DESCRIPTION OF THE TASK: All lines featuring the string "Ablauf" are to be listed.

SOURCE DATA:
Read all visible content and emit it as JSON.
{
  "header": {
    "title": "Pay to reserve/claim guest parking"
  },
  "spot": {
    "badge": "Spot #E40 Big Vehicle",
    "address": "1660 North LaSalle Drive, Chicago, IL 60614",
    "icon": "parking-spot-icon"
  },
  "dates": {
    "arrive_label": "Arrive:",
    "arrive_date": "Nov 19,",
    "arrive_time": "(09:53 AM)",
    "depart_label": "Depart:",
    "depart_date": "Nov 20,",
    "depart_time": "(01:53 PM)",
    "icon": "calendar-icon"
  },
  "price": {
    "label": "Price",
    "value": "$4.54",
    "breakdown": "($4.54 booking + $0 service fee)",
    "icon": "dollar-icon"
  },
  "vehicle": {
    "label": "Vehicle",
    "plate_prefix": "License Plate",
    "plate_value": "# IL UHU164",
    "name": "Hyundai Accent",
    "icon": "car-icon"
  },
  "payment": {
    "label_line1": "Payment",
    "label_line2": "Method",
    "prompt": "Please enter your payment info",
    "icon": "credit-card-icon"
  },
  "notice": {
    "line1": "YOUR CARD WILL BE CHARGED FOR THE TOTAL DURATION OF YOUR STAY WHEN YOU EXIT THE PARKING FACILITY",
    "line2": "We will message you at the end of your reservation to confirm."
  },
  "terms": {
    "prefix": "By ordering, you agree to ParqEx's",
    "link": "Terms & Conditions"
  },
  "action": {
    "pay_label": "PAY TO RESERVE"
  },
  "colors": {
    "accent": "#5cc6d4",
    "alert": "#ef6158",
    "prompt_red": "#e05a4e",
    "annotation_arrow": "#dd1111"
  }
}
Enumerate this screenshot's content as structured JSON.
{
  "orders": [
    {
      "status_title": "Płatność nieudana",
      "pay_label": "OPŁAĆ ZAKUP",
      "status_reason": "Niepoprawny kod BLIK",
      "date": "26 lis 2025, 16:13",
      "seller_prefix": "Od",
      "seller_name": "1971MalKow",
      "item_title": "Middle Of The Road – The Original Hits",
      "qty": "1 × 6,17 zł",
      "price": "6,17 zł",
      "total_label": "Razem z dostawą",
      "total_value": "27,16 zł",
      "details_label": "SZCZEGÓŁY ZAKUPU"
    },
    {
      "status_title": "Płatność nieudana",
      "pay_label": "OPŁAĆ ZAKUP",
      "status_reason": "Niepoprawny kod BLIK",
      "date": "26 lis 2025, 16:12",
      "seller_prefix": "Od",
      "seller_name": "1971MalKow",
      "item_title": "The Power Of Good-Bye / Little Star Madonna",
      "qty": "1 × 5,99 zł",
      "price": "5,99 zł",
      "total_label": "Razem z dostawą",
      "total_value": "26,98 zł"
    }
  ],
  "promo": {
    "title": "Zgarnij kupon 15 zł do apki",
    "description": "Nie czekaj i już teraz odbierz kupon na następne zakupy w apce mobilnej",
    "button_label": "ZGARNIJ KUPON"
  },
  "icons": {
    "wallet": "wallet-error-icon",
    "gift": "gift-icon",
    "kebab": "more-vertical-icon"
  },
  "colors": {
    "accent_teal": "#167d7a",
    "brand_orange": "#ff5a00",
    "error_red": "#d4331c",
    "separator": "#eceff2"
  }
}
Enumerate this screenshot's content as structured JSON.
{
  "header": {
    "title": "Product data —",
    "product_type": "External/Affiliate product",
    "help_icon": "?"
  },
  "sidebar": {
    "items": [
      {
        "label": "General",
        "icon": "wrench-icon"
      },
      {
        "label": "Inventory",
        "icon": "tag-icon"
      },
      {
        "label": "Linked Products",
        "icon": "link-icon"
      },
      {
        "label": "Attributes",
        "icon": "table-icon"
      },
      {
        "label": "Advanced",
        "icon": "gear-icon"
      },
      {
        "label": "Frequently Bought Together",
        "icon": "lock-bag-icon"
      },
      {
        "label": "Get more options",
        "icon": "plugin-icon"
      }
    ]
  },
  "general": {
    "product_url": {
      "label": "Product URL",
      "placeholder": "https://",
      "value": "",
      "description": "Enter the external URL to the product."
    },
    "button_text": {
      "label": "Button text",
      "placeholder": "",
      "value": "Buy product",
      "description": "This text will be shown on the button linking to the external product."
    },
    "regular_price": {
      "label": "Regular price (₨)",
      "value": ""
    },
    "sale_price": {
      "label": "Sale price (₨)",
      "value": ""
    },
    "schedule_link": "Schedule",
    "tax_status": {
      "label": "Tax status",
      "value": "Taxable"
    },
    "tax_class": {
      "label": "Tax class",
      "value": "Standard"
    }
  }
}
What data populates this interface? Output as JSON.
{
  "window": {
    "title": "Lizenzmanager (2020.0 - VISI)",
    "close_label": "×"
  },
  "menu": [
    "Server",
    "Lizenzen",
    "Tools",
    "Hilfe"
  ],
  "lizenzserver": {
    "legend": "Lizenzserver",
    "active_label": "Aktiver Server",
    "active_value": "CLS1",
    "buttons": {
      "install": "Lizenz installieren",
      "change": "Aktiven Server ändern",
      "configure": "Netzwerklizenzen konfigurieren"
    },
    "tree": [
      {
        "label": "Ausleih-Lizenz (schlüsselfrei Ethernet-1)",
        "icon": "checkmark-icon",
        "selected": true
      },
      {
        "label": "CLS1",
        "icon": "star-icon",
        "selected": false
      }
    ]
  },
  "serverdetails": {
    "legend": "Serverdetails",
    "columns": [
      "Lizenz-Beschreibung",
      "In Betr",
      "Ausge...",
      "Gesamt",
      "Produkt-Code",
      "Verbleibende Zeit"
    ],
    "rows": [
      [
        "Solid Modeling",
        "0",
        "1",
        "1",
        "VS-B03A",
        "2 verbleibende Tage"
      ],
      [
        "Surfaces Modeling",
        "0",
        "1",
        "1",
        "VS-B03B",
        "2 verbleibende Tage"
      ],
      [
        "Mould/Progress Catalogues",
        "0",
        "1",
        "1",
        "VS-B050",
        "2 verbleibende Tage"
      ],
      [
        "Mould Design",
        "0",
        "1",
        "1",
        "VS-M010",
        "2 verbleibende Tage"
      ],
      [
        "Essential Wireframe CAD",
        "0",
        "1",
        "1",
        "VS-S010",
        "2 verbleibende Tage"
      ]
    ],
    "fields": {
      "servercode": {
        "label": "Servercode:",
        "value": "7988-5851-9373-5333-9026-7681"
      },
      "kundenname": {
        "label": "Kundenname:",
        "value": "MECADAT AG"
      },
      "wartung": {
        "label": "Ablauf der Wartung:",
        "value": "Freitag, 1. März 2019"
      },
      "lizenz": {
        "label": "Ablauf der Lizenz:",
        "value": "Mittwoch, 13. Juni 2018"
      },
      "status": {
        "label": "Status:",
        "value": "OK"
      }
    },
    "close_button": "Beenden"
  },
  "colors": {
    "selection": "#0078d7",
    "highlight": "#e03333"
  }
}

RESULT:
        "label": "Ablauf der Wartung:",
        "label": "Ablauf der Lizenz:",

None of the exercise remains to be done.